* GOAL:
Quote the whole listing word for word, please.

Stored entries
>> begin
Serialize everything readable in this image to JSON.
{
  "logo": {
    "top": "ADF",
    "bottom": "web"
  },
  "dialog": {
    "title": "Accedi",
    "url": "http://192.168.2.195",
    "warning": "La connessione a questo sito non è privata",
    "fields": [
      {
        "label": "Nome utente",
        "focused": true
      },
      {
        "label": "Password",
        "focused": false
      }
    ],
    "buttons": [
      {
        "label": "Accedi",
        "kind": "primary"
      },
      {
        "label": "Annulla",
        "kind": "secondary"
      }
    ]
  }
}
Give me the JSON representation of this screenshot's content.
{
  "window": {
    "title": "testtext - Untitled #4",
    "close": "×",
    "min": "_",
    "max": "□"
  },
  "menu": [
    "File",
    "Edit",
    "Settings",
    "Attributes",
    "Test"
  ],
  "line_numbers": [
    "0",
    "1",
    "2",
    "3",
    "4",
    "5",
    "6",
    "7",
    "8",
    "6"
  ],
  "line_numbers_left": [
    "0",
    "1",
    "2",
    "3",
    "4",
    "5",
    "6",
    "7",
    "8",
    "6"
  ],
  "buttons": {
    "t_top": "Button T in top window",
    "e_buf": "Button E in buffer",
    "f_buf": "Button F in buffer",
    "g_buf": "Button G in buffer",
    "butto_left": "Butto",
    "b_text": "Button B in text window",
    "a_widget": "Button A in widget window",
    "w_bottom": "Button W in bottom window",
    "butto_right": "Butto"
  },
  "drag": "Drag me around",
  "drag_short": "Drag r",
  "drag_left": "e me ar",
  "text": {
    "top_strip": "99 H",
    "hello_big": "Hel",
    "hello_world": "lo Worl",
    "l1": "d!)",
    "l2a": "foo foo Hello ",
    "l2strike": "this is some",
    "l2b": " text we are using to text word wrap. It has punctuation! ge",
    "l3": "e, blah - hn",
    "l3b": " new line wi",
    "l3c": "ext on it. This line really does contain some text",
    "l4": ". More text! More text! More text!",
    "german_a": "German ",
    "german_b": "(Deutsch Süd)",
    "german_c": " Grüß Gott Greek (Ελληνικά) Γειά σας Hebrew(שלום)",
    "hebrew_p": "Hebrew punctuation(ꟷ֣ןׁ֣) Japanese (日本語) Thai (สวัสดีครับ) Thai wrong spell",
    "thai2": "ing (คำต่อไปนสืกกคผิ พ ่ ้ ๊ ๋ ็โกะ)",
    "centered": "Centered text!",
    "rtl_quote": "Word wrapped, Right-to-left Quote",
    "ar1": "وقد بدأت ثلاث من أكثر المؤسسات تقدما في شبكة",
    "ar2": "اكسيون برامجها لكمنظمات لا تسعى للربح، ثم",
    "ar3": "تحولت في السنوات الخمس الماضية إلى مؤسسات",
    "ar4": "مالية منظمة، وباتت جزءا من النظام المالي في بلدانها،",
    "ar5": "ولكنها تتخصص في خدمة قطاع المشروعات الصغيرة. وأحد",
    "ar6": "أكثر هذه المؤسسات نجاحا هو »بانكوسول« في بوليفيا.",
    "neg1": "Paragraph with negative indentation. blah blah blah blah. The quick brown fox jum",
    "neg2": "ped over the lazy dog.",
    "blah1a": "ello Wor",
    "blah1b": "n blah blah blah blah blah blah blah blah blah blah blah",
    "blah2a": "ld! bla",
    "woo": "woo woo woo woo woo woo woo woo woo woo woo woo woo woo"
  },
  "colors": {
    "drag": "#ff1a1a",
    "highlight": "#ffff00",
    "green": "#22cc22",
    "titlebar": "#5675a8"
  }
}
>> end
* RESPONSE FOR THIS EXERCISE:
Serialize everything readable in this image to JSON.
{
  "logo": {
    "top": "ADF",
    "bottom": "web"
  },
  "dialog": {
    "title": "Accedi",
    "url": "http://192.168.2.195",
    "warning": "La connessione a questo sito non è privata",
    "fields": [
      {
        "label": "Nome utente",
        "focused": true
      },
      {
        "label": "Password",
        "focused": false
      }
    ],
    "buttons": [
      {
        "label": "Accedi",
        "kind": "primary"
      },
      {
        "label": "Annulla",
        "kind": "secondary"
      }
    ]
  }
}
Give me the JSON representation of this screenshot's content.
{
  "window": {
    "title": "testtext - Untitled #4",
    "close": "×",
    "min": "_",
    "max": "□"
  },
  "menu": [
    "File",
    "Edit",
    "Settings",
    "Attributes",
    "Test"
  ],
  "line_numbers": [
    "0",
    "1",
    "2",
    "3",
    "4",
    "5",
    "6",
    "7",
    "8",
    "6"
  ],
  "line_numbers_left": [
    "0",
    "1",
    "2",
    "3",
    "4",
    "5",
    "6",
    "7",
    "8",
    "6"
  ],
  "buttons": {
    "t_top": "Button T in top window",
    "e_buf": "Button E in buffer",
    "f_buf": "Button F in buffer",
    "g_buf": "Button G in buffer",
    "butto_left": "Butto",
    "b_text": "Button B in text window",
    "a_widget": "Button A in widget window",
    "w_bottom": "Button W in bottom window",
    "butto_right": "Butto"
  },
  "drag": "Drag me around",
  "drag_short": "Drag r",
  "drag_left": "e me ar",
  "text": {
    "top_strip": "99 H",
    "hello_big": "Hel",
    "hello_world": "lo Worl",
    "l1": "d!)",
    "l2a": "foo foo Hello ",
    "l2strike": "this is some",
    "l2b": " text we are using to text word wrap. It has punctuation! ge",
    "l3": "e, blah - hn",
    "l3b": " new line wi",
    "l3c": "ext on it. This line really does contain some text",
    "l4": ". More text! More text! More text!",
    "german_a": "German ",
    "german_b": "(Deutsch Süd)",
    "german_c": " Grüß Gott Greek (Ελληνικά) Γειά σας Hebrew(שלום)",
    "hebrew_p": "Hebrew punctuation(ꟷ֣ןׁ֣) Japanese (日本語) Thai (สวัสดีครับ) Thai wrong spell",
    "thai2": "ing (คำต่อไปนสืกกคผิ พ ่ ้ ๊ ๋ ็โกะ)",
    "centered": "Centered text!",
    "rtl_quote": "Word wrapped, Right-to-left Quote",
    "ar1": "وقد بدأت ثلاث من أكثر المؤسسات تقدما في شبكة",
    "ar2": "اكسيون برامجها لكمنظمات لا تسعى للربح، ثم",
    "ar3": "تحولت في السنوات الخمس الماضية إلى مؤسسات",
    "ar4": "مالية منظمة، وباتت جزءا من النظام المالي في بلدانها،",
    "ar5": "ولكنها تتخصص في خدمة قطاع المشروعات الصغيرة. وأحد",
    "ar6": "أكثر هذه المؤسسات نجاحا هو »بانكوسول« في بوليفيا.",
    "neg1": "Paragraph with negative indentation. blah blah blah blah. The quick brown fox jum",
    "neg2": "ped over the lazy dog.",
    "blah1a": "ello Wor",
    "blah1b": "n blah blah blah blah blah blah blah blah blah blah blah",
    "blah2a": "ld! bla",
    "woo": "woo woo woo woo woo woo woo woo woo woo woo woo woo woo"
  },
  "colors": {
    "drag": "#ff1a1a",
    "highlight": "#ffff00",
    "green": "#22cc22",
    "titlebar": "#5675a8"
  }
}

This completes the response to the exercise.